EXERCISE.
Retype the records that come next, word for word.

Extracted data entries:
** Begin **
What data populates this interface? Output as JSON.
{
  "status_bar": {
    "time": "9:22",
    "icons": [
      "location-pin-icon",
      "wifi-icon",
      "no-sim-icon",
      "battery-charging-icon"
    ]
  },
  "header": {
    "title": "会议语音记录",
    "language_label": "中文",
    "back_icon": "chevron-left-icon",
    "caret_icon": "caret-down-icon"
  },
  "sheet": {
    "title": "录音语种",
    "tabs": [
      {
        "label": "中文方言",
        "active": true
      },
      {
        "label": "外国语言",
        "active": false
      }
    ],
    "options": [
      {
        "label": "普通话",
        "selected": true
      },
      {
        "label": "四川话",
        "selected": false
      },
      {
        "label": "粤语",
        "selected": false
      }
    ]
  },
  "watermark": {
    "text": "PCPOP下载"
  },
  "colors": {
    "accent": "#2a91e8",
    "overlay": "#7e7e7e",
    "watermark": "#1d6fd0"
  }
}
** End **
PROBLEM SOLUTION.
What data populates this interface? Output as JSON.
{
  "status_bar": {
    "time": "9:22",
    "icons": [
      "location-pin-icon",
      "wifi-icon",
      "no-sim-icon",
      "battery-charging-icon"
    ]
  },
  "header": {
    "title": "会议语音记录",
    "language_label": "中文",
    "back_icon": "chevron-left-icon",
    "caret_icon": "caret-down-icon"
  },
  "sheet": {
    "title": "录音语种",
    "tabs": [
      {
        "label": "中文方言",
        "active": true
      },
      {
        "label": "外国语言",
        "active": false
      }
    ],
    "options": [
      {
        "label": "普通话",
        "selected": true
      },
      {
        "label": "四川话",
        "selected": false
      },
      {
        "label": "粤语",
        "selected": false
      }
    ]
  },
  "watermark": {
    "text": "PCPOP下载"
  },
  "colors": {
    "accent": "#2a91e8",
    "overlay": "#7e7e7e",
    "watermark": "#1d6fd0"
  }
}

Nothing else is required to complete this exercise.